REQUIREMENTS:
Give every line again exactly as it appears, please, but not the pictures.

>> Begin DATA SUPPLIED

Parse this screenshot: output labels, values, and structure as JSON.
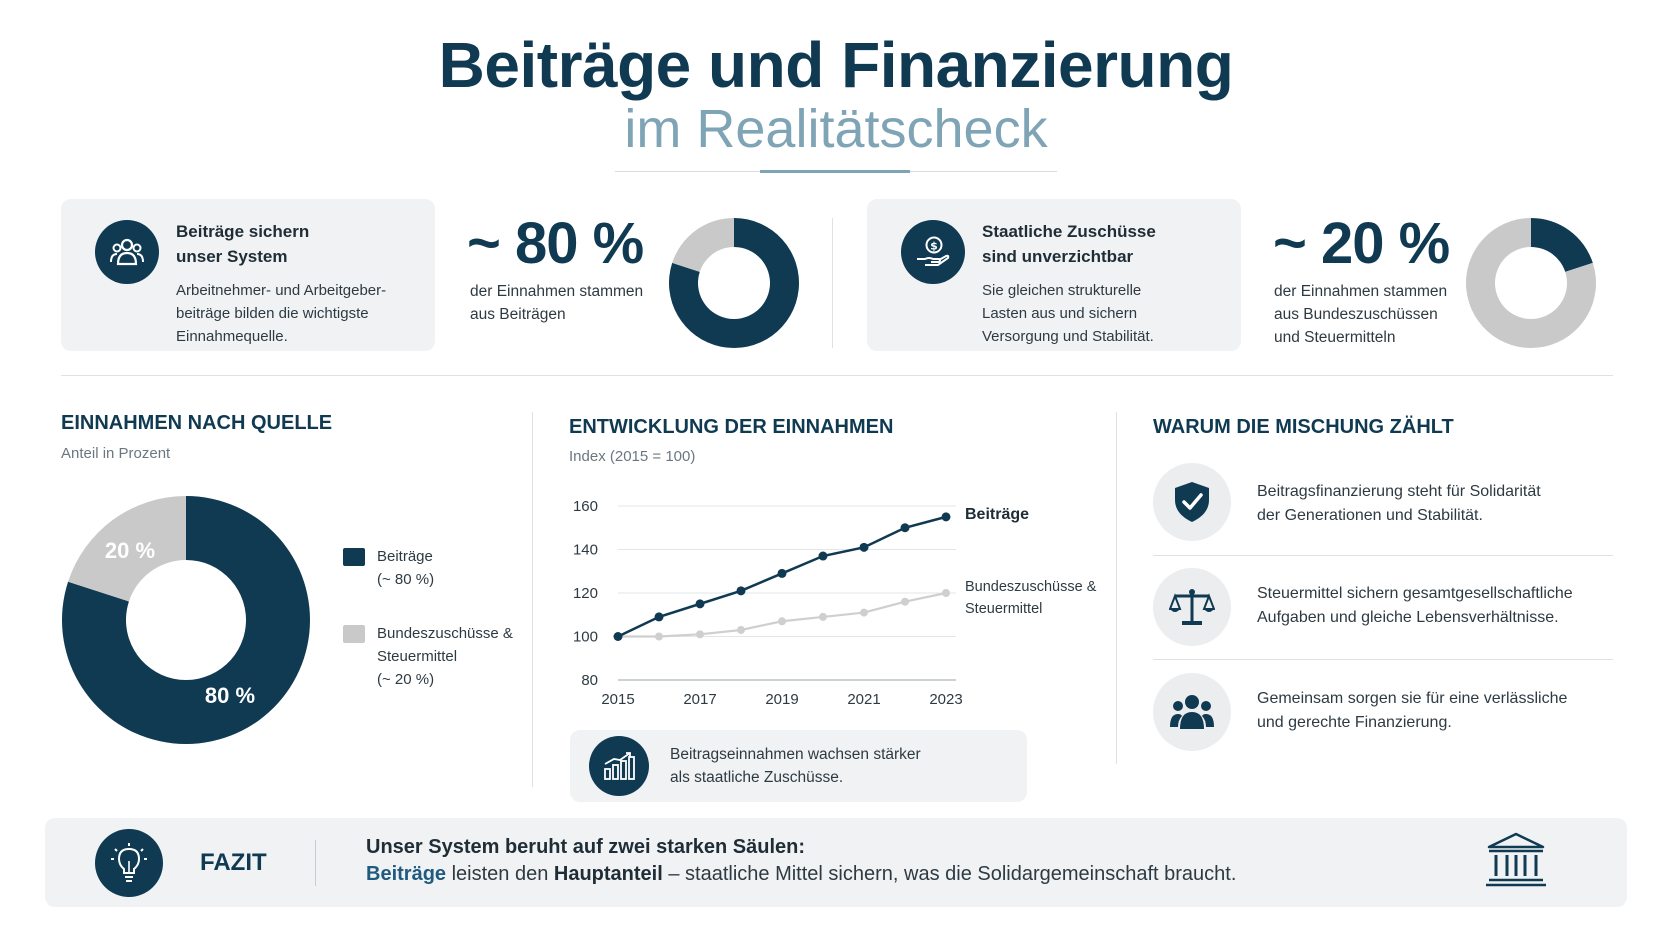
{
  "header": {
    "title": "Beiträge und Finanzierung",
    "subtitle": "im Realitätscheck"
  },
  "top": {
    "card1": {
      "icon": "people-group-icon",
      "title_line1": "Beiträge sichern",
      "title_line2": "unser System",
      "text_line1": "Arbeitnehmer- und Arbeitgeber-",
      "text_line2": "beiträge bilden die wichtigste",
      "text_line3": "Einnahmequelle."
    },
    "stat1": {
      "value": "~ 80 %",
      "desc_line1": "der Einnahmen stammen",
      "desc_line2": "aus Beiträgen",
      "share": 80
    },
    "card2": {
      "icon": "coin-hand-icon",
      "title_line1": "Staatliche Zuschüsse",
      "title_line2": "sind unverzichtbar",
      "text_line1": "Sie gleichen strukturelle",
      "text_line2": "Lasten aus und sichern",
      "text_line3": "Versorgung und Stabilität."
    },
    "stat2": {
      "value": "~ 20 %",
      "desc_line1": "der Einnahmen stammen",
      "desc_line2": "aus Bundeszuschüssen",
      "desc_line3": "und Steuermitteln",
      "share": 20
    }
  },
  "sources": {
    "title": "EINNAHMEN NACH QUELLE",
    "subtitle": "Anteil in Prozent",
    "label_small": "20 %",
    "label_large": "80 %",
    "legend": [
      {
        "line1": "Beiträge",
        "line2": "(~ 80 %)",
        "color": "#0f3a52"
      },
      {
        "line1": "Bundeszuschüsse &",
        "line2": "Steuermittel",
        "line3": "(~ 20 %)",
        "color": "#c9c9c9"
      }
    ]
  },
  "development": {
    "title": "ENTWICKLUNG DER EINNAHMEN",
    "subtitle": "Index (2015 = 100)",
    "note_line1": "Beitragseinnahmen wachsen stärker",
    "note_line2": "als staatliche Zuschüsse.",
    "note_icon": "growth-chart-icon",
    "series_label_1": "Beiträge",
    "series_label_2_line1": "Bundeszuschüsse &",
    "series_label_2_line2": "Steuermittel"
  },
  "reasons": {
    "title": "WARUM DIE MISCHUNG ZÄHLT",
    "items": [
      {
        "icon": "shield-check-icon",
        "line1": "Beitragsfinanzierung steht für Solidarität",
        "line2": "der Generationen und Stabilität."
      },
      {
        "icon": "balance-scale-icon",
        "line1": "Steuermittel sichern gesamtgesellschaftliche",
        "line2": "Aufgaben und gleiche Lebensverhältnisse."
      },
      {
        "icon": "people-icon",
        "line1": "Gemeinsam sorgen sie für eine verlässliche",
        "line2": "und gerechte Finanzierung."
      }
    ]
  },
  "fazit": {
    "icon": "lightbulb-icon",
    "label": "FAZIT",
    "line1": "Unser System beruht auf zwei starken Säulen:",
    "line2_part1": "Beiträge",
    "line2_part2": " leisten den ",
    "line2_part3": "Hauptanteil",
    "line2_part4": " – staatliche Mittel sichern, was die Solidargemeinschaft braucht.",
    "end_icon": "institution-building-icon"
  },
  "colors": {
    "navy": "#0f3a52",
    "gray": "#c9c9c9",
    "light_gray_line": "#cfcfcf",
    "accent_light": "#7fa4b6"
  },
  "chart_data": [
    {
      "type": "pie",
      "title": "EINNAHMEN NACH QUELLE",
      "subtitle": "Anteil in Prozent",
      "categories": [
        "Beiträge",
        "Bundeszuschüsse & Steuermittel"
      ],
      "values": [
        80,
        20
      ],
      "legend": "right"
    },
    {
      "type": "line",
      "title": "ENTWICKLUNG DER EINNAHMEN",
      "subtitle": "Index (2015 = 100)",
      "x": [
        2015,
        2016,
        2017,
        2018,
        2019,
        2020,
        2021,
        2022,
        2023
      ],
      "x_ticks": [
        2015,
        2017,
        2019,
        2021,
        2023
      ],
      "y_ticks": [
        80,
        100,
        120,
        140,
        160
      ],
      "ylim": [
        80,
        160
      ],
      "grid": true,
      "series": [
        {
          "name": "Beiträge",
          "values": [
            100,
            109,
            115,
            121,
            129,
            137,
            141,
            150,
            155
          ]
        },
        {
          "name": "Bundeszuschüsse & Steuermittel",
          "values": [
            100,
            100,
            101,
            103,
            107,
            109,
            111,
            116,
            120
          ]
        }
      ]
    }
  ]
}
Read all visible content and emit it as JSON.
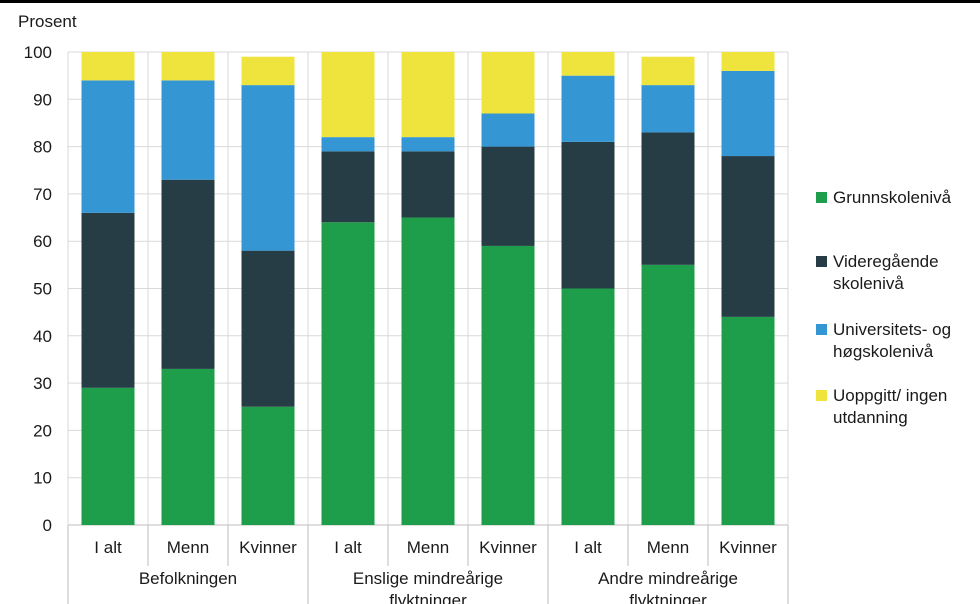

>> End DATA SUPPLIED

SOLUTION TO THIS EXERCISE:
Parse this screenshot: output labels, values, and structure as JSON.
{
  "header": {
    "title": "Beiträge und Finanzierung",
    "subtitle": "im Realitätscheck"
  },
  "top": {
    "card1": {
      "icon": "people-group-icon",
      "title_line1": "Beiträge sichern",
      "title_line2": "unser System",
      "text_line1": "Arbeitnehmer- und Arbeitgeber-",
      "text_line2": "beiträge bilden die wichtigste",
      "text_line3": "Einnahmequelle."
    },
    "stat1": {
      "value": "~ 80 %",
      "desc_line1": "der Einnahmen stammen",
      "desc_line2": "aus Beiträgen",
      "share": 80
    },
    "card2": {
      "icon": "coin-hand-icon",
      "title_line1": "Staatliche Zuschüsse",
      "title_line2": "sind unverzichtbar",
      "text_line1": "Sie gleichen strukturelle",
      "text_line2": "Lasten aus und sichern",
      "text_line3": "Versorgung und Stabilität."
    },
    "stat2": {
      "value": "~ 20 %",
      "desc_line1": "der Einnahmen stammen",
      "desc_line2": "aus Bundeszuschüssen",
      "desc_line3": "und Steuermitteln",
      "share": 20
    }
  },
  "sources": {
    "title": "EINNAHMEN NACH QUELLE",
    "subtitle": "Anteil in Prozent",
    "label_small": "20 %",
    "label_large": "80 %",
    "legend": [
      {
        "line1": "Beiträge",
        "line2": "(~ 80 %)",
        "color": "#0f3a52"
      },
      {
        "line1": "Bundeszuschüsse &",
        "line2": "Steuermittel",
        "line3": "(~ 20 %)",
        "color": "#c9c9c9"
      }
    ]
  },
  "development": {
    "title": "ENTWICKLUNG DER EINNAHMEN",
    "subtitle": "Index (2015 = 100)",
    "note_line1": "Beitragseinnahmen wachsen stärker",
    "note_line2": "als staatliche Zuschüsse.",
    "note_icon": "growth-chart-icon",
    "series_label_1": "Beiträge",
    "series_label_2_line1": "Bundeszuschüsse &",
    "series_label_2_line2": "Steuermittel"
  },
  "reasons": {
    "title": "WARUM DIE MISCHUNG ZÄHLT",
    "items": [
      {
        "icon": "shield-check-icon",
        "line1": "Beitragsfinanzierung steht für Solidarität",
        "line2": "der Generationen und Stabilität."
      },
      {
        "icon": "balance-scale-icon",
        "line1": "Steuermittel sichern gesamtgesellschaftliche",
        "line2": "Aufgaben und gleiche Lebensverhältnisse."
      },
      {
        "icon": "people-icon",
        "line1": "Gemeinsam sorgen sie für eine verlässliche",
        "line2": "und gerechte Finanzierung."
      }
    ]
  },
  "fazit": {
    "icon": "lightbulb-icon",
    "label": "FAZIT",
    "line1": "Unser System beruht auf zwei starken Säulen:",
    "line2_part1": "Beiträge",
    "line2_part2": " leisten den ",
    "line2_part3": "Hauptanteil",
    "line2_part4": " – staatliche Mittel sichern, was die Solidargemeinschaft braucht.",
    "end_icon": "institution-building-icon"
  },
  "colors": {
    "navy": "#0f3a52",
    "gray": "#c9c9c9",
    "light_gray_line": "#cfcfcf",
    "accent_light": "#7fa4b6"
  },
  "chart_data": [
    {
      "type": "pie",
      "title": "EINNAHMEN NACH QUELLE",
      "subtitle": "Anteil in Prozent",
      "categories": [
        "Beiträge",
        "Bundeszuschüsse & Steuermittel"
      ],
      "values": [
        80,
        20
      ],
      "legend": "right"
    },
    {
      "type": "line",
      "title": "ENTWICKLUNG DER EINNAHMEN",
      "subtitle": "Index (2015 = 100)",
      "x": [
        2015,
        2016,
        2017,
        2018,
        2019,
        2020,
        2021,
        2022,
        2023
      ],
      "x_ticks": [
        2015,
        2017,
        2019,
        2021,
        2023
      ],
      "y_ticks": [
        80,
        100,
        120,
        140,
        160
      ],
      "ylim": [
        80,
        160
      ],
      "grid": true,
      "series": [
        {
          "name": "Beiträge",
          "values": [
            100,
            109,
            115,
            121,
            129,
            137,
            141,
            150,
            155
          ]
        },
        {
          "name": "Bundeszuschüsse & Steuermittel",
          "values": [
            100,
            100,
            101,
            103,
            107,
            109,
            111,
            116,
            120
          ]
        }
      ]
    }
  ]
}
Read all visible content and emit it as JSON.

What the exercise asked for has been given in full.